EXERCISE TASK. Write out each record again exactly as it stands.
________________________________________
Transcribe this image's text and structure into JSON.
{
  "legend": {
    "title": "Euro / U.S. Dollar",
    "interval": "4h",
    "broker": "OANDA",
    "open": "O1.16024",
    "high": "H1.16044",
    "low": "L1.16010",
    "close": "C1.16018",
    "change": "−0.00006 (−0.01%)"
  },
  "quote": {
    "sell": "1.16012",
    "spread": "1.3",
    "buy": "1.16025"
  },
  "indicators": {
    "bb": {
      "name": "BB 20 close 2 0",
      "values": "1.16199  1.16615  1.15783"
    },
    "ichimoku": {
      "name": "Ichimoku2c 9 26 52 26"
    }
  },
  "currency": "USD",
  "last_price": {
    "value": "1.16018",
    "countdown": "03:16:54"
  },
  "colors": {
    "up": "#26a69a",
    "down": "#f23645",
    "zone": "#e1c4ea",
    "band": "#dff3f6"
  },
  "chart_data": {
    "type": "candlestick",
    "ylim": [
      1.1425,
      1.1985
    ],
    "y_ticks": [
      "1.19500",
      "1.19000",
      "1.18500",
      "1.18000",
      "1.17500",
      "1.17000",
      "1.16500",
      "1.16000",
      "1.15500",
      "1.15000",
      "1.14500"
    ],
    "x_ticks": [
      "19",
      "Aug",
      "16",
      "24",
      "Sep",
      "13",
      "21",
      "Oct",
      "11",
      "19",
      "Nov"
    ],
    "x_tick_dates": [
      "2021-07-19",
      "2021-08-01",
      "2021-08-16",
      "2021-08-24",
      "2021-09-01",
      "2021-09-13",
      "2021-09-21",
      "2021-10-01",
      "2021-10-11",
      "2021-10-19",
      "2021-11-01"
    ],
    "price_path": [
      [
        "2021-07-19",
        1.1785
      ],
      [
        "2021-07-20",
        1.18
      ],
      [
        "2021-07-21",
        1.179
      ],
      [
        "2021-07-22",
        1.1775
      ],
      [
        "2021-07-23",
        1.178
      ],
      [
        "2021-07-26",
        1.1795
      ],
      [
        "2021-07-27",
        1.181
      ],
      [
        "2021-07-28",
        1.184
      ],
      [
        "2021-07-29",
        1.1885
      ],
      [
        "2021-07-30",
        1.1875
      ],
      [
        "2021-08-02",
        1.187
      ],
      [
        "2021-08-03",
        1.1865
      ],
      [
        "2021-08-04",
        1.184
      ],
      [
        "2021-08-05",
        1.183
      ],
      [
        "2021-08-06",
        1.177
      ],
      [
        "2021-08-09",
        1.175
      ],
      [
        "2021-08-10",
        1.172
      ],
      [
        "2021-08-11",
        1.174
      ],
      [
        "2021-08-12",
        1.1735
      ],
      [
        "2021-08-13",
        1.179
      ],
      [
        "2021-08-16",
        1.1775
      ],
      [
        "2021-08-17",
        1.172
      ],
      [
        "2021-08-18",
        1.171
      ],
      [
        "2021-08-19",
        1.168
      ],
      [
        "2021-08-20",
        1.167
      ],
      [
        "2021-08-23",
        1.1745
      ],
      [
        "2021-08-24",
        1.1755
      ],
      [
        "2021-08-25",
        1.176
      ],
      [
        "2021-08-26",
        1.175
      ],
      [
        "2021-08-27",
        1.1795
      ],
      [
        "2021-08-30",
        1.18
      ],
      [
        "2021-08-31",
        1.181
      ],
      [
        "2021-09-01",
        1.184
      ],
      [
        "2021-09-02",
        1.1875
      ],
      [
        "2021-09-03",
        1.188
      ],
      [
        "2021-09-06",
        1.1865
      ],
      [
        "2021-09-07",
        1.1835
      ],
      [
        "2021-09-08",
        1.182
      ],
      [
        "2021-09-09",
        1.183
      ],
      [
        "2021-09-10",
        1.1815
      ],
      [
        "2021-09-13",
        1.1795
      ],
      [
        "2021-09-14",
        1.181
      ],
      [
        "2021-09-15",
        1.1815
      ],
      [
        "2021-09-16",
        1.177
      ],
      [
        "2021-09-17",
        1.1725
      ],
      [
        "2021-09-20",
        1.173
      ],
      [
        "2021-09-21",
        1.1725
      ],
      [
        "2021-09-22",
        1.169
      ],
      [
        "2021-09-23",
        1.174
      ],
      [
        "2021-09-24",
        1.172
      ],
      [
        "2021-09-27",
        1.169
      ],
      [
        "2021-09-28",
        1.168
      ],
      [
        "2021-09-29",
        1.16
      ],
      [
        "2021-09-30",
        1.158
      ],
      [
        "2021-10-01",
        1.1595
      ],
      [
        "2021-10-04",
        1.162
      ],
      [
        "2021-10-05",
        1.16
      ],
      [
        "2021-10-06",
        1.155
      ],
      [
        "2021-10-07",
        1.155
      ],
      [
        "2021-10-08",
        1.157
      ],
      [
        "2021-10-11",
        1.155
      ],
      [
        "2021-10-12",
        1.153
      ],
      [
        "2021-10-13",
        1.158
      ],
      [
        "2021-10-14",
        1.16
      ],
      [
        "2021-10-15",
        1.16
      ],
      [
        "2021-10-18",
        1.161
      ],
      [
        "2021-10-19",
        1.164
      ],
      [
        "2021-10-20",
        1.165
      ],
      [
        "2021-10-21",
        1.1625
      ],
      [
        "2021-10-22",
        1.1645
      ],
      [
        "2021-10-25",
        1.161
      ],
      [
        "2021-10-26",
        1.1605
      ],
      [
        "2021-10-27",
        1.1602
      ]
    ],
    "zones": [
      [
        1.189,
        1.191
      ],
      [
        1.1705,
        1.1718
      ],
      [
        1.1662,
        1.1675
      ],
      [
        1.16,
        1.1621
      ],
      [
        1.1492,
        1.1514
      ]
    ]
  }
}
________________________________________
REPLY TO THE TASK.
Transcribe this image's text and structure into JSON.
{
  "legend": {
    "title": "Euro / U.S. Dollar",
    "interval": "4h",
    "broker": "OANDA",
    "open": "O1.16024",
    "high": "H1.16044",
    "low": "L1.16010",
    "close": "C1.16018",
    "change": "−0.00006 (−0.01%)"
  },
  "quote": {
    "sell": "1.16012",
    "spread": "1.3",
    "buy": "1.16025"
  },
  "indicators": {
    "bb": {
      "name": "BB 20 close 2 0",
      "values": "1.16199  1.16615  1.15783"
    },
    "ichimoku": {
      "name": "Ichimoku2c 9 26 52 26"
    }
  },
  "currency": "USD",
  "last_price": {
    "value": "1.16018",
    "countdown": "03:16:54"
  },
  "colors": {
    "up": "#26a69a",
    "down": "#f23645",
    "zone": "#e1c4ea",
    "band": "#dff3f6"
  },
  "chart_data": {
    "type": "candlestick",
    "ylim": [
      1.1425,
      1.1985
    ],
    "y_ticks": [
      "1.19500",
      "1.19000",
      "1.18500",
      "1.18000",
      "1.17500",
      "1.17000",
      "1.16500",
      "1.16000",
      "1.15500",
      "1.15000",
      "1.14500"
    ],
    "x_ticks": [
      "19",
      "Aug",
      "16",
      "24",
      "Sep",
      "13",
      "21",
      "Oct",
      "11",
      "19",
      "Nov"
    ],
    "x_tick_dates": [
      "2021-07-19",
      "2021-08-01",
      "2021-08-16",
      "2021-08-24",
      "2021-09-01",
      "2021-09-13",
      "2021-09-21",
      "2021-10-01",
      "2021-10-11",
      "2021-10-19",
      "2021-11-01"
    ],
    "price_path": [
      [
        "2021-07-19",
        1.1785
      ],
      [
        "2021-07-20",
        1.18
      ],
      [
        "2021-07-21",
        1.179
      ],
      [
        "2021-07-22",
        1.1775
      ],
      [
        "2021-07-23",
        1.178
      ],
      [
        "2021-07-26",
        1.1795
      ],
      [
        "2021-07-27",
        1.181
      ],
      [
        "2021-07-28",
        1.184
      ],
      [
        "2021-07-29",
        1.1885
      ],
      [
        "2021-07-30",
        1.1875
      ],
      [
        "2021-08-02",
        1.187
      ],
      [
        "2021-08-03",
        1.1865
      ],
      [
        "2021-08-04",
        1.184
      ],
      [
        "2021-08-05",
        1.183
      ],
      [
        "2021-08-06",
        1.177
      ],
      [
        "2021-08-09",
        1.175
      ],
      [
        "2021-08-10",
        1.172
      ],
      [
        "2021-08-11",
        1.174
      ],
      [
        "2021-08-12",
        1.1735
      ],
      [
        "2021-08-13",
        1.179
      ],
      [
        "2021-08-16",
        1.1775
      ],
      [
        "2021-08-17",
        1.172
      ],
      [
        "2021-08-18",
        1.171
      ],
      [
        "2021-08-19",
        1.168
      ],
      [
        "2021-08-20",
        1.167
      ],
      [
        "2021-08-23",
        1.1745
      ],
      [
        "2021-08-24",
        1.1755
      ],
      [
        "2021-08-25",
        1.176
      ],
      [
        "2021-08-26",
        1.175
      ],
      [
        "2021-08-27",
        1.1795
      ],
      [
        "2021-08-30",
        1.18
      ],
      [
        "2021-08-31",
        1.181
      ],
      [
        "2021-09-01",
        1.184
      ],
      [
        "2021-09-02",
        1.1875
      ],
      [
        "2021-09-03",
        1.188
      ],
      [
        "2021-09-06",
        1.1865
      ],
      [
        "2021-09-07",
        1.1835
      ],
      [
        "2021-09-08",
        1.182
      ],
      [
        "2021-09-09",
        1.183
      ],
      [
        "2021-09-10",
        1.1815
      ],
      [
        "2021-09-13",
        1.1795
      ],
      [
        "2021-09-14",
        1.181
      ],
      [
        "2021-09-15",
        1.1815
      ],
      [
        "2021-09-16",
        1.177
      ],
      [
        "2021-09-17",
        1.1725
      ],
      [
        "2021-09-20",
        1.173
      ],
      [
        "2021-09-21",
        1.1725
      ],
      [
        "2021-09-22",
        1.169
      ],
      [
        "2021-09-23",
        1.174
      ],
      [
        "2021-09-24",
        1.172
      ],
      [
        "2021-09-27",
        1.169
      ],
      [
        "2021-09-28",
        1.168
      ],
      [
        "2021-09-29",
        1.16
      ],
      [
        "2021-09-30",
        1.158
      ],
      [
        "2021-10-01",
        1.1595
      ],
      [
        "2021-10-04",
        1.162
      ],
      [
        "2021-10-05",
        1.16
      ],
      [
        "2021-10-06",
        1.155
      ],
      [
        "2021-10-07",
        1.155
      ],
      [
        "2021-10-08",
        1.157
      ],
      [
        "2021-10-11",
        1.155
      ],
      [
        "2021-10-12",
        1.153
      ],
      [
        "2021-10-13",
        1.158
      ],
      [
        "2021-10-14",
        1.16
      ],
      [
        "2021-10-15",
        1.16
      ],
      [
        "2021-10-18",
        1.161
      ],
      [
        "2021-10-19",
        1.164
      ],
      [
        "2021-10-20",
        1.165
      ],
      [
        "2021-10-21",
        1.1625
      ],
      [
        "2021-10-22",
        1.1645
      ],
      [
        "2021-10-25",
        1.161
      ],
      [
        "2021-10-26",
        1.1605
      ],
      [
        "2021-10-27",
        1.1602
      ]
    ],
    "zones": [
      [
        1.189,
        1.191
      ],
      [
        1.1705,
        1.1718
      ],
      [
        1.1662,
        1.1675
      ],
      [
        1.16,
        1.1621
      ],
      [
        1.1492,
        1.1514
      ]
    ]
  }
}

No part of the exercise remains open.